[START]
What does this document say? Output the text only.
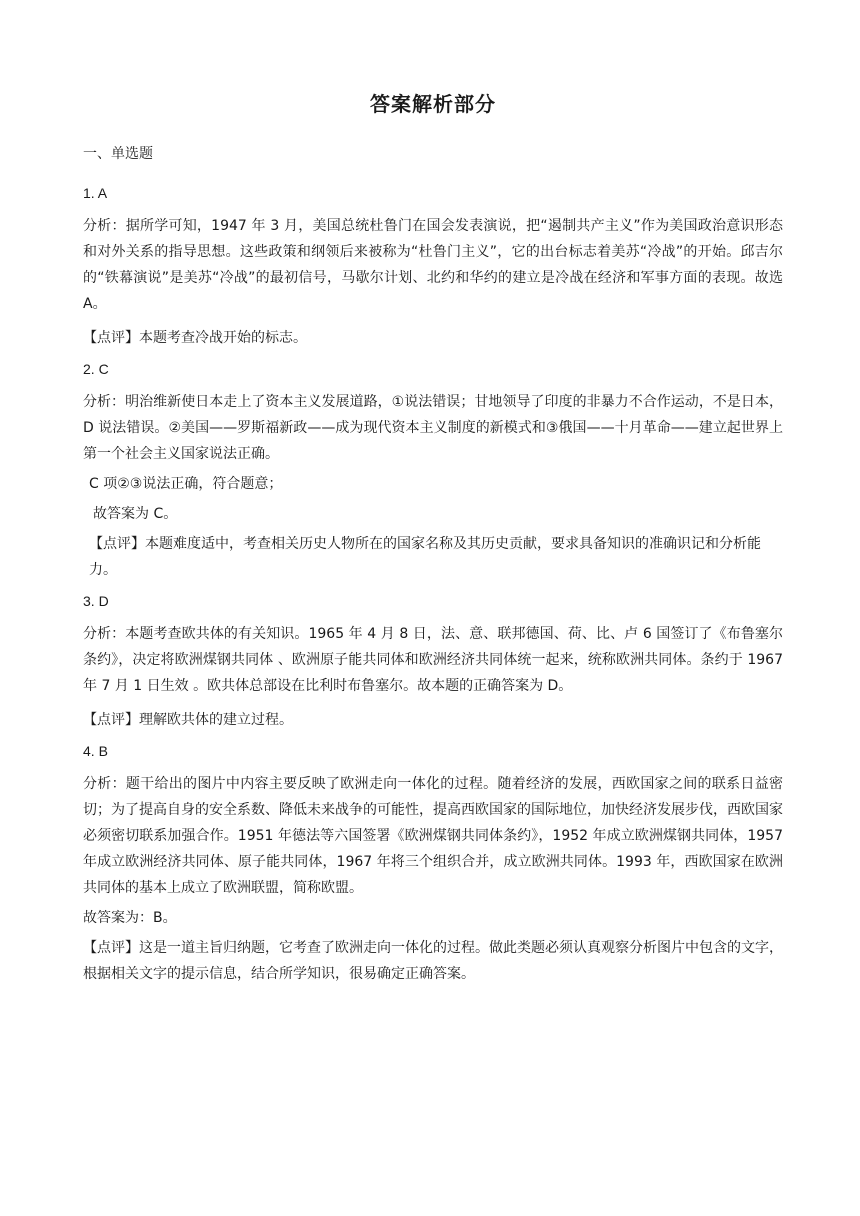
答案解析部分
一、单选题
1. A
分析：据所学可知，1947 年 3 月，美国总统杜鲁门在国会发表演说，把“遏制共产主义”作为美国政治意识形态和对外关系的指导思想。这些政策和纲领后来被称为“杜鲁门主义”，它的出台标志着美苏“冷战”的开始。邱吉尔的“铁幕演说”是美苏“冷战”的最初信号，马歇尔计划、北约和华约的建立是冷战在经济和军事方面的表现。故选 A。
【点评】本题考查冷战开始的标志。
2. C
分析：明治维新使日本走上了资本主义发展道路，①说法错误；甘地领导了印度的非暴力不合作运动，不是日本， D 说法错误。②美国——罗斯福新政——成为现代资本主义制度的新模式和③俄国——十月革命——建立起世界上第一个社会主义国家说法正确。
C 项②③说法正确，符合题意；
故答案为 C。
【点评】本题难度适中，考查相关历史人物所在的国家名称及其历史贡献，要求具备知识的准确识记和分析能力。
3. D
分析：本题考查欧共体的有关知识。1965 年 4 月 8 日，法、意、联邦德国、荷、比、卢 6 国签订了《布鲁塞尔条约》，决定将欧洲煤钢共同体 、欧洲原子能共同体和欧洲经济共同体统一起来，统称欧洲共同体。条约于 1967 年 7 月 1 日生效 。欧共体总部设在比利时布鲁塞尔。故本题的正确答案为 D。
【点评】理解欧共体的建立过程。
4. B
分析：题干给出的图片中内容主要反映了欧洲走向一体化的过程。随着经济的发展，西欧国家之间的联系日益密切；为了提高自身的安全系数、降低未来战争的可能性，提高西欧国家的国际地位，加快经济发展步伐，西欧国家必须密切联系加强合作。1951 年德法等六国签署《欧洲煤钢共同体条约》，1952 年成立欧洲煤钢共同体，1957 年成立欧洲经济共同体、原子能共同体，1967 年将三个组织合并，成立欧洲共同体。1993 年，西欧国家在欧洲共同体的基本上成立了欧洲联盟，简称欧盟。
故答案为：B。
【点评】这是一道主旨归纳题，它考查了欧洲走向一体化的过程。做此类题必须认真观察分析图片中包含的文字，根据相关文字的提示信息，结合所学知识，很易确定正确答案。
[END]
Set the entries down again exactly. Do not include the images.

What does this document say? Output the text only.
答案解析部分
一、单选题
1. A
分析：据所学可知，1947 年 3 月，美国总统杜鲁门在国会发表演说，把“遏制共产主义”作为美国政治意识形态和对外关系的指导思想。这些政策和纲领后来被称为“杜鲁门主义”，它的出台标志着美苏“冷战”的开始。邱吉尔的“铁幕演说”是美苏“冷战”的最初信号，马歇尔计划、北约和华约的建立是冷战在经济和军事方面的表现。故选 A。
【点评】本题考查冷战开始的标志。
2. C
分析：明治维新使日本走上了资本主义发展道路，①说法错误；甘地领导了印度的非暴力不合作运动，不是日本， D 说法错误。②美国——罗斯福新政——成为现代资本主义制度的新模式和③俄国——十月革命——建立起世界上第一个社会主义国家说法正确。
C 项②③说法正确，符合题意；
故答案为 C。
【点评】本题难度适中，考查相关历史人物所在的国家名称及其历史贡献，要求具备知识的准确识记和分析能力。
3. D
分析：本题考查欧共体的有关知识。1965 年 4 月 8 日，法、意、联邦德国、荷、比、卢 6 国签订了《布鲁塞尔条约》，决定将欧洲煤钢共同体 、欧洲原子能共同体和欧洲经济共同体统一起来，统称欧洲共同体。条约于 1967 年 7 月 1 日生效 。欧共体总部设在比利时布鲁塞尔。故本题的正确答案为 D。
【点评】理解欧共体的建立过程。
4. B
分析：题干给出的图片中内容主要反映了欧洲走向一体化的过程。随着经济的发展，西欧国家之间的联系日益密切；为了提高自身的安全系数、降低未来战争的可能性，提高西欧国家的国际地位，加快经济发展步伐，西欧国家必须密切联系加强合作。1951 年德法等六国签署《欧洲煤钢共同体条约》，1952 年成立欧洲煤钢共同体，1957 年成立欧洲经济共同体、原子能共同体，1967 年将三个组织合并，成立欧洲共同体。1993 年，西欧国家在欧洲共同体的基本上成立了欧洲联盟，简称欧盟。
故答案为：B。
【点评】这是一道主旨归纳题，它考查了欧洲走向一体化的过程。做此类题必须认真观察分析图片中包含的文字，根据相关文字的提示信息，结合所学知识，很易确定正确答案。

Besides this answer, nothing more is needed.